=== Task ===
Could you copy every line from the material below in which "government" appears?

=== Records supplied ===
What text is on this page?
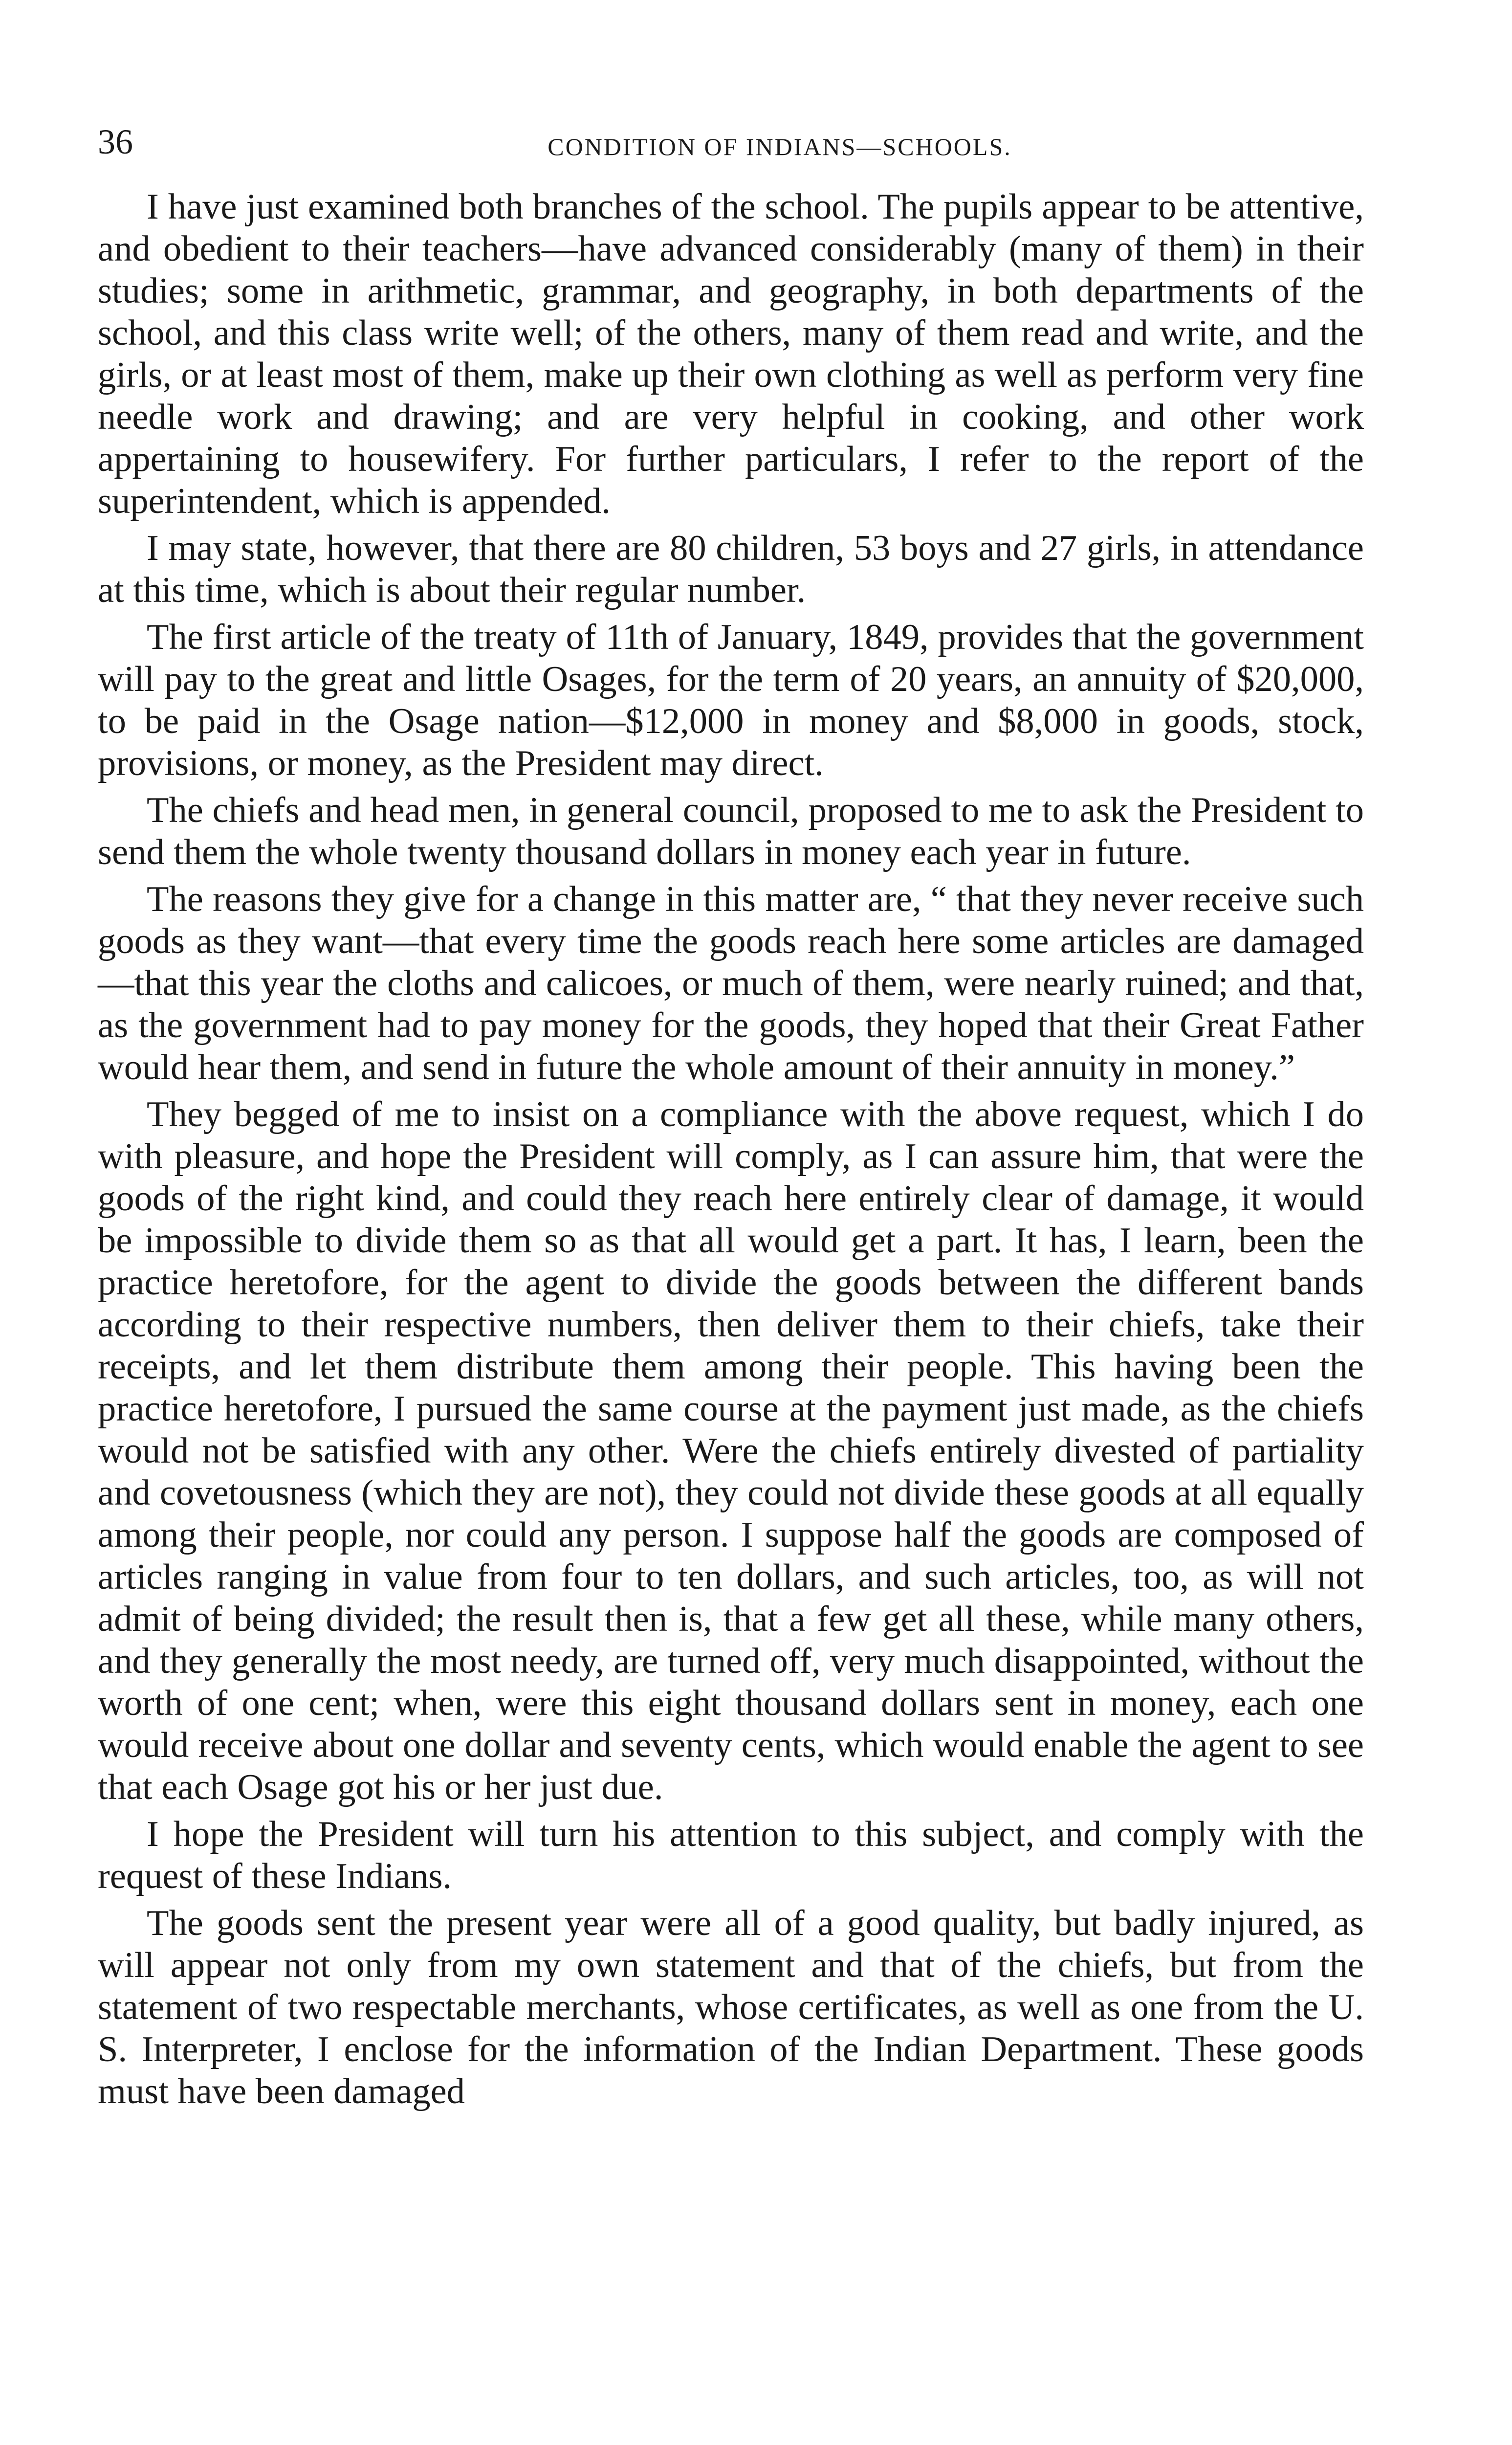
36	CONDITION OF INDIANS—SCHOOLS.

I have just examined both branches of the school. The pupils appear to be attentive, and obedient to their teachers—have advanced considerably (many of them) in their studies; some in arithmetic, grammar, and geography, in both departments of the school, and this class write well; of the others, many of them read and write, and the girls, or at least most of them, make up their own clothing as well as perform very fine needle work and drawing; and are very helpful in cooking, and other work appertaining to housewifery. For further particulars, I refer to the report of the superintendent, which is appended.

I may state, however, that there are 80 children, 53 boys and 27 girls, in attendance at this time, which is about their regular number.

The first article of the treaty of 11th of January, 1849, provides that the government will pay to the great and little Osages, for the term of 20 years, an annuity of $20,000, to be paid in the Osage nation—$12,000 in money and $8,000 in goods, stock, provisions, or money, as the President may direct.

The chiefs and head men, in general council, proposed to me to ask the President to send them the whole twenty thousand dollars in money each year in future.

The reasons they give for a change in this matter are, “ that they never receive such goods as they want—that every time the goods reach here some articles are damaged—that this year the cloths and calicoes, or much of them, were nearly ruined; and that, as the government had to pay money for the goods, they hoped that their Great Father would hear them, and send in future the whole amount of their annuity in money.”

They begged of me to insist on a compliance with the above request, which I do with pleasure, and hope the President will comply, as I can assure him, that were the goods of the right kind, and could they reach here entirely clear of damage, it would be impossible to divide them so as that all would get a part. It has, I learn, been the practice heretofore, for the agent to divide the goods between the different bands according to their respective numbers, then deliver them to their chiefs, take their receipts, and let them distribute them among their people. This having been the practice heretofore, I pursued the same course at the payment just made, as the chiefs would not be satisfied with any other. Were the chiefs entirely divested of partiality and covetousness (which they are not), they could not divide these goods at all equally among their people, nor could any person. I suppose half the goods are composed of articles ranging in value from four to ten dollars, and such articles, too, as will not admit of being divided; the result then is, that a few get all these, while many others, and they generally the most needy, are turned off, very much disappointed, without the worth of one cent; when, were this eight thousand dollars sent in money, each one would receive about one dollar and seventy cents, which would enable the agent to see that each Osage got his or her just due.

I hope the President will turn his attention to this subject, and comply with the request of these Indians.

The goods sent the present year were all of a good quality, but badly injured, as will appear not only from my own statement and that of the chiefs, but from the statement of two respectable merchants, whose certificates, as well as one from the U. S. Interpreter, I enclose for the information of the Indian Department. These goods must have been damaged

=== Answer to the task ===
The first article of the treaty of 11th of January, 1849, provides that the government will pay to the great and little Osages, for the term of 20 years, an annuity of $20,000, to be paid in the Osage nation—$12,000 in money and $8,000 in goods, stock, provisions, or money, as the President may direct.
The reasons they give for a change in this matter are, “ that they never receive such goods as they want—that every time the goods reach here some articles are damaged—that this year the cloths and calicoes, or much of them, were nearly ruined; and that, as the government had to pay money for the goods, they hoped that their Great Father would hear them, and send in future the whole amount of their annuity in money.”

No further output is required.